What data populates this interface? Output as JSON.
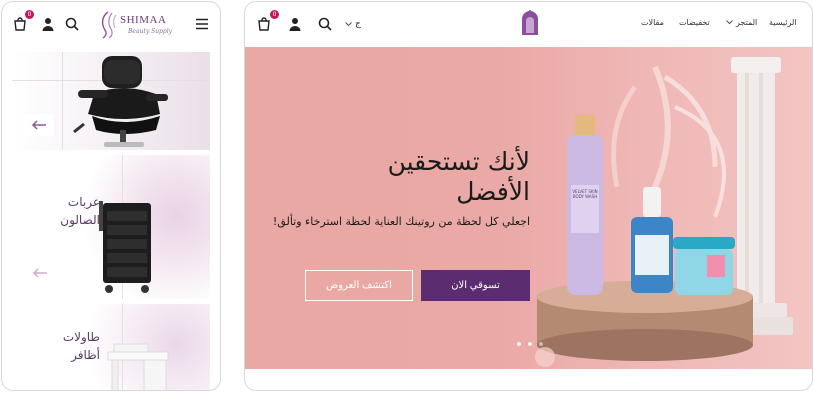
{
  "mobile": {
    "header": {
      "cart_count": "0",
      "brand": "SHIMAA",
      "tagline": "Beauty Supply"
    },
    "cards": [
      {
        "title": ""
      },
      {
        "title": "عربات الصالون"
      },
      {
        "title": "طاولات أظافر"
      }
    ]
  },
  "desktop": {
    "header": {
      "cart_count": "0",
      "currency": "ج",
      "nav": [
        {
          "label": "الرئيسية"
        },
        {
          "label": "المتجر"
        },
        {
          "label": "تخفيضات"
        },
        {
          "label": "مقالات"
        }
      ]
    },
    "hero": {
      "title_line1": "لأنك تستحقين",
      "title_line2": "الأفضل",
      "subtitle": "اجعلي كل لحظة من روتينك العناية لحظة استرخاء وتألق!",
      "shop_now": "تسوقي الان",
      "discover_offers": "اكتشف العروض",
      "product_label_line1": "VELVET SKIN",
      "product_label_line2": "BODY WASH",
      "slides": 3,
      "active_slide": 1
    }
  },
  "colors": {
    "brand_purple": "#5b2c6f",
    "hero_pink": "#eaa9a6",
    "badge": "#c2185b"
  }
}
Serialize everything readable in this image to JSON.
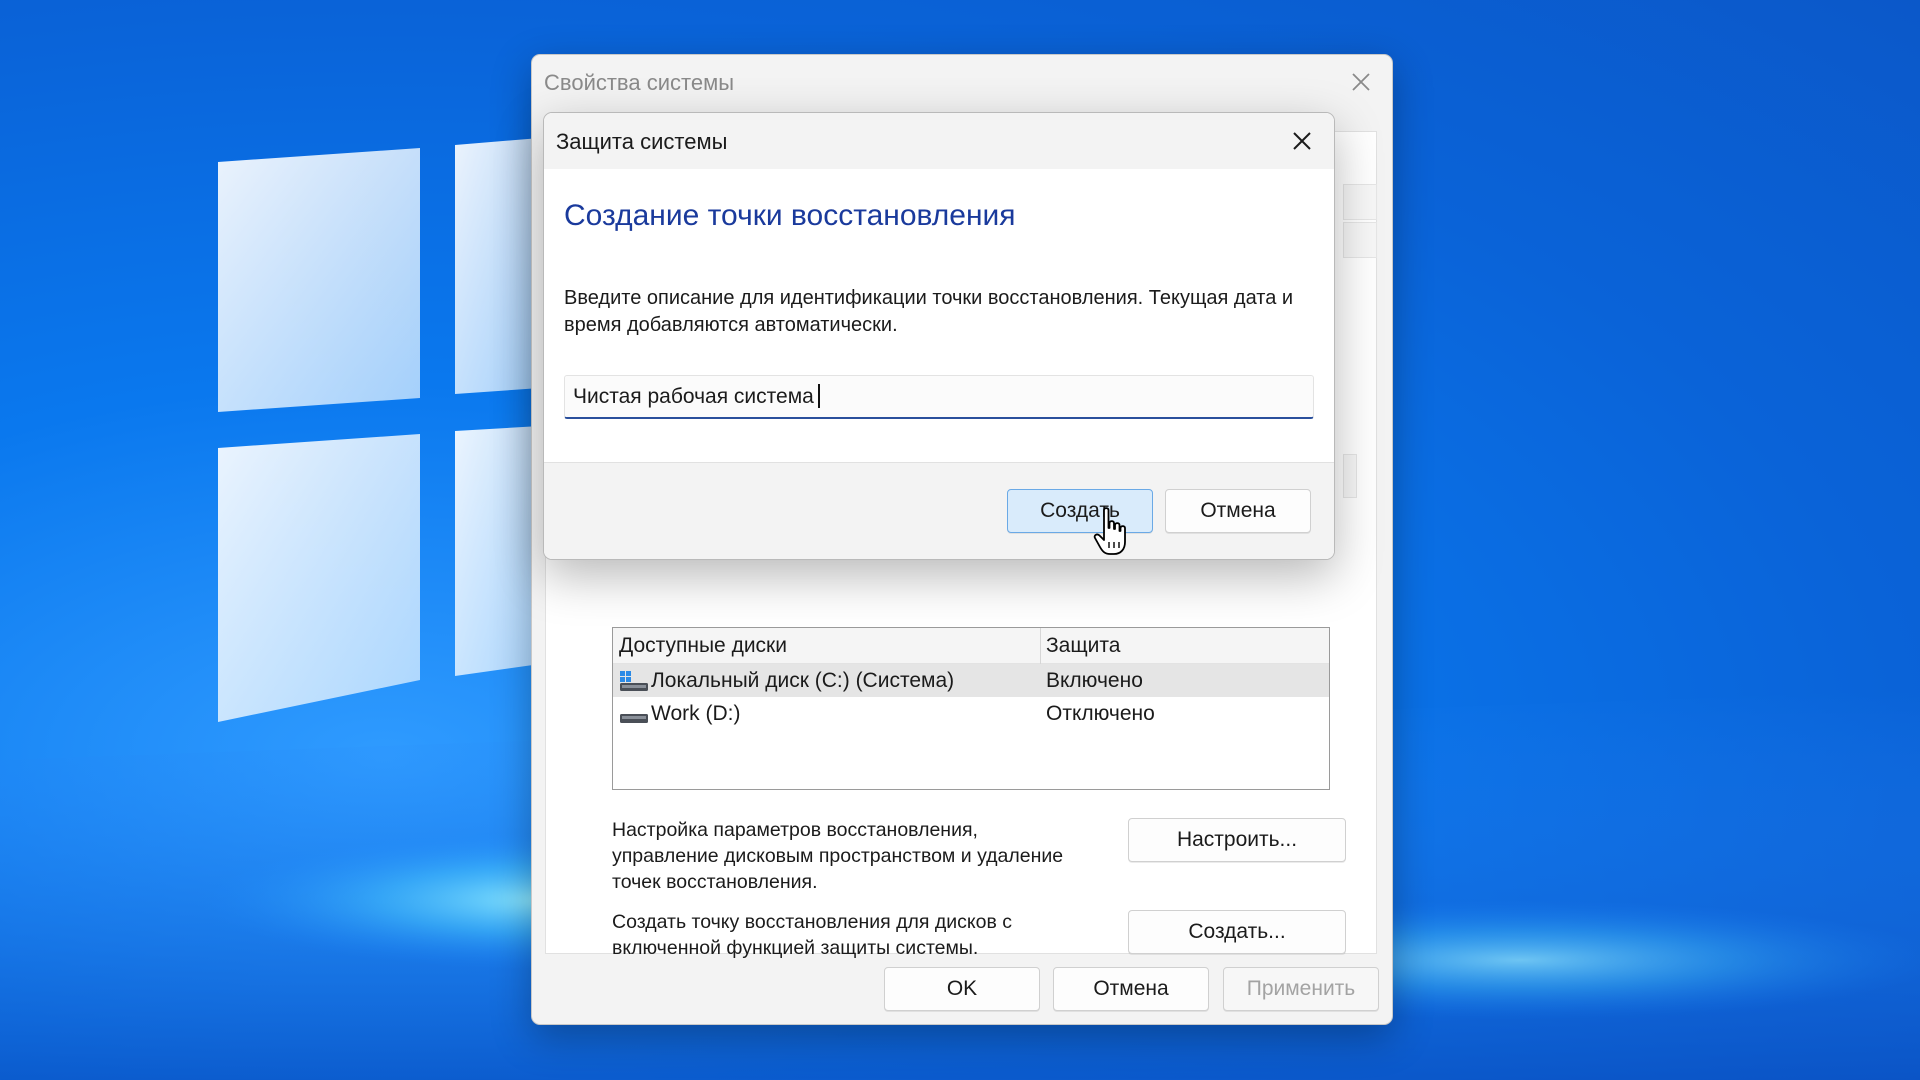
{
  "outer_window": {
    "title": "Свойства системы",
    "available_drives": {
      "columns": [
        "Доступные диски",
        "Защита"
      ],
      "rows": [
        {
          "name": "Локальный диск (C:) (Система)",
          "protection": "Включено",
          "icon": "windows-drive-icon"
        },
        {
          "name": "Work (D:)",
          "protection": "Отключено",
          "icon": "drive-icon"
        }
      ]
    },
    "configure_description": "Настройка параметров восстановления, управление дисковым пространством и удаление точек восстановления.",
    "configure_button": "Настроить...",
    "create_description": "Создать точку восстановления для дисков с включенной функцией защиты системы.",
    "create_button": "Создать...",
    "footer": {
      "ok": "OK",
      "cancel": "Отмена",
      "apply": "Применить"
    }
  },
  "dialog": {
    "title": "Защита системы",
    "heading": "Создание точки восстановления",
    "description": "Введите описание для идентификации точки восстановления. Текущая дата и время добавляются автоматически.",
    "input_value": "Чистая рабочая система",
    "create_button": "Создать",
    "cancel_button": "Отмена"
  },
  "colors": {
    "heading": "#1a3a9c",
    "primary_button_fill": "#d9ebfb",
    "primary_button_border": "#6aa9e6",
    "input_underline": "#2a4f9c",
    "wallpaper": "#0a78ee"
  }
}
------------
Aim of the task — Set down the complete material exactly, but do not include the images.

Result below —
What data populates this interface? Output as JSON.
{
  "mobile": {
    "header": {
      "cart_count": "0",
      "brand": "SHIMAA",
      "tagline": "Beauty Supply"
    },
    "cards": [
      {
        "title": ""
      },
      {
        "title": "عربات الصالون"
      },
      {
        "title": "طاولات أظافر"
      }
    ]
  },
  "desktop": {
    "header": {
      "cart_count": "0",
      "currency": "ج",
      "nav": [
        {
          "label": "الرئيسية"
        },
        {
          "label": "المتجر"
        },
        {
          "label": "تخفيضات"
        },
        {
          "label": "مقالات"
        }
      ]
    },
    "hero": {
      "title_line1": "لأنك تستحقين",
      "title_line2": "الأفضل",
      "subtitle": "اجعلي كل لحظة من روتينك العناية لحظة استرخاء وتألق!",
      "shop_now": "تسوقي الان",
      "discover_offers": "اكتشف العروض",
      "product_label_line1": "VELVET SKIN",
      "product_label_line2": "BODY WASH",
      "slides": 3,
      "active_slide": 1
    }
  },
  "colors": {
    "brand_purple": "#5b2c6f",
    "hero_pink": "#eaa9a6",
    "badge": "#c2185b"
  }
}
Serialize everything readable in this image to JSON.
{
  "outer_window": {
    "title": "Свойства системы",
    "available_drives": {
      "columns": [
        "Доступные диски",
        "Защита"
      ],
      "rows": [
        {
          "name": "Локальный диск (C:) (Система)",
          "protection": "Включено",
          "icon": "windows-drive-icon"
        },
        {
          "name": "Work (D:)",
          "protection": "Отключено",
          "icon": "drive-icon"
        }
      ]
    },
    "configure_description": "Настройка параметров восстановления, управление дисковым пространством и удаление точек восстановления.",
    "configure_button": "Настроить...",
    "create_description": "Создать точку восстановления для дисков с включенной функцией защиты системы.",
    "create_button": "Создать...",
    "footer": {
      "ok": "OK",
      "cancel": "Отмена",
      "apply": "Применить"
    }
  },
  "dialog": {
    "title": "Защита системы",
    "heading": "Создание точки восстановления",
    "description": "Введите описание для идентификации точки восстановления. Текущая дата и время добавляются автоматически.",
    "input_value": "Чистая рабочая система",
    "create_button": "Создать",
    "cancel_button": "Отмена"
  },
  "colors": {
    "heading": "#1a3a9c",
    "primary_button_fill": "#d9ebfb",
    "primary_button_border": "#6aa9e6",
    "input_underline": "#2a4f9c",
    "wallpaper": "#0a78ee"
  }
}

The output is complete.